WORK INSTRUCTIONS:
Restate the full listing word for word and leave the pictures out.

MATERIALS PROVIDED:
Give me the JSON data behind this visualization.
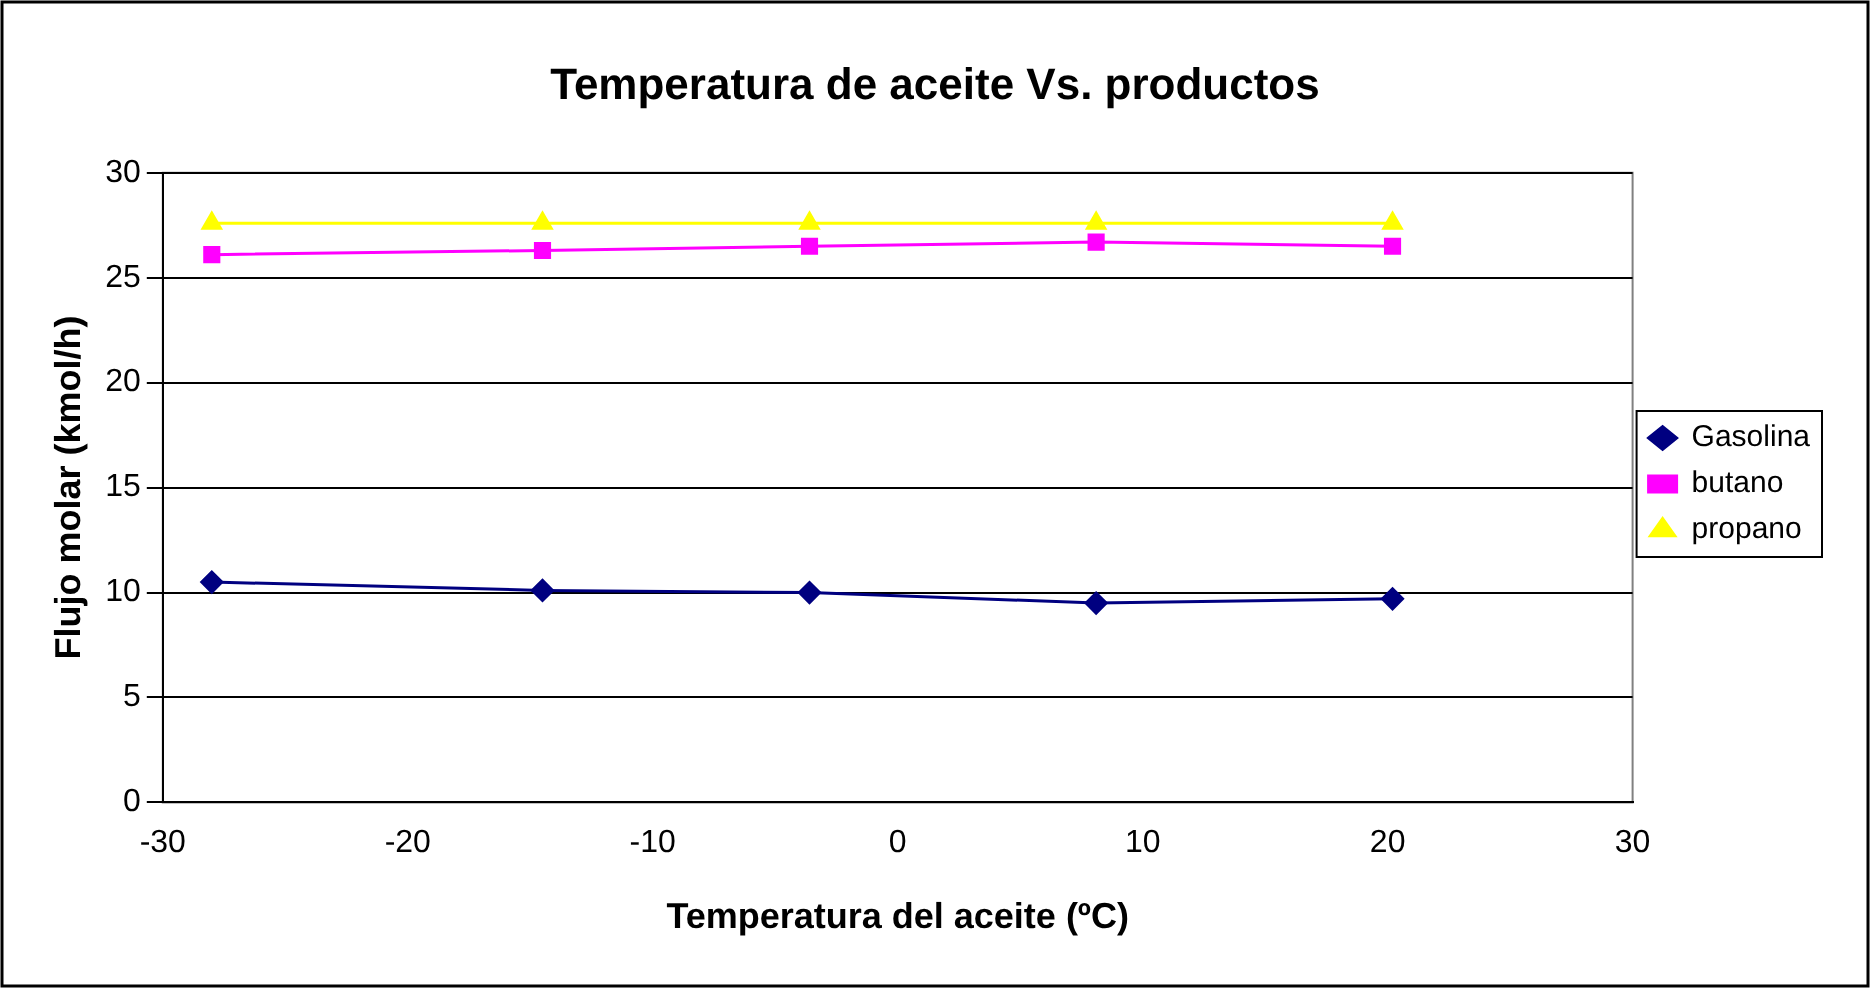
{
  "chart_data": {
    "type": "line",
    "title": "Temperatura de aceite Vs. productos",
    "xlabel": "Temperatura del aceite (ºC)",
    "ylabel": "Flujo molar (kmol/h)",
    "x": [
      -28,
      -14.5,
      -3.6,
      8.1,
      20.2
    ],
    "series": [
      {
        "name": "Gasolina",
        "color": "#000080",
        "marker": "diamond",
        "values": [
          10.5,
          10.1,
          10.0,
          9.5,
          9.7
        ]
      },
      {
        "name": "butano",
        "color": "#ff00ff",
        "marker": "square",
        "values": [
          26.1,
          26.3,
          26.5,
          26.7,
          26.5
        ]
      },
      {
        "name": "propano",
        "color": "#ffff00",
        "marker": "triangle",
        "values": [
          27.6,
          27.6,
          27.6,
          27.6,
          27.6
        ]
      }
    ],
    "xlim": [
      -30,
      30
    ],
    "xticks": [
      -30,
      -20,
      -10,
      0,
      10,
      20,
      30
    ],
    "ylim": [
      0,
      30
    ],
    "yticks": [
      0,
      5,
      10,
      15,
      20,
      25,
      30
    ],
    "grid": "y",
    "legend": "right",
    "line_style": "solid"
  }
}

RESULT BELOW:
Give me the JSON data behind this visualization.
{
  "chart_data": {
    "type": "line",
    "title": "Temperatura de aceite Vs. productos",
    "xlabel": "Temperatura del aceite (ºC)",
    "ylabel": "Flujo molar (kmol/h)",
    "x": [
      -28,
      -14.5,
      -3.6,
      8.1,
      20.2
    ],
    "series": [
      {
        "name": "Gasolina",
        "color": "#000080",
        "marker": "diamond",
        "values": [
          10.5,
          10.1,
          10.0,
          9.5,
          9.7
        ]
      },
      {
        "name": "butano",
        "color": "#ff00ff",
        "marker": "square",
        "values": [
          26.1,
          26.3,
          26.5,
          26.7,
          26.5
        ]
      },
      {
        "name": "propano",
        "color": "#ffff00",
        "marker": "triangle",
        "values": [
          27.6,
          27.6,
          27.6,
          27.6,
          27.6
        ]
      }
    ],
    "xlim": [
      -30,
      30
    ],
    "xticks": [
      -30,
      -20,
      -10,
      0,
      10,
      20,
      30
    ],
    "ylim": [
      0,
      30
    ],
    "yticks": [
      0,
      5,
      10,
      15,
      20,
      25,
      30
    ],
    "grid": "y",
    "legend": "right",
    "line_style": "solid"
  }
}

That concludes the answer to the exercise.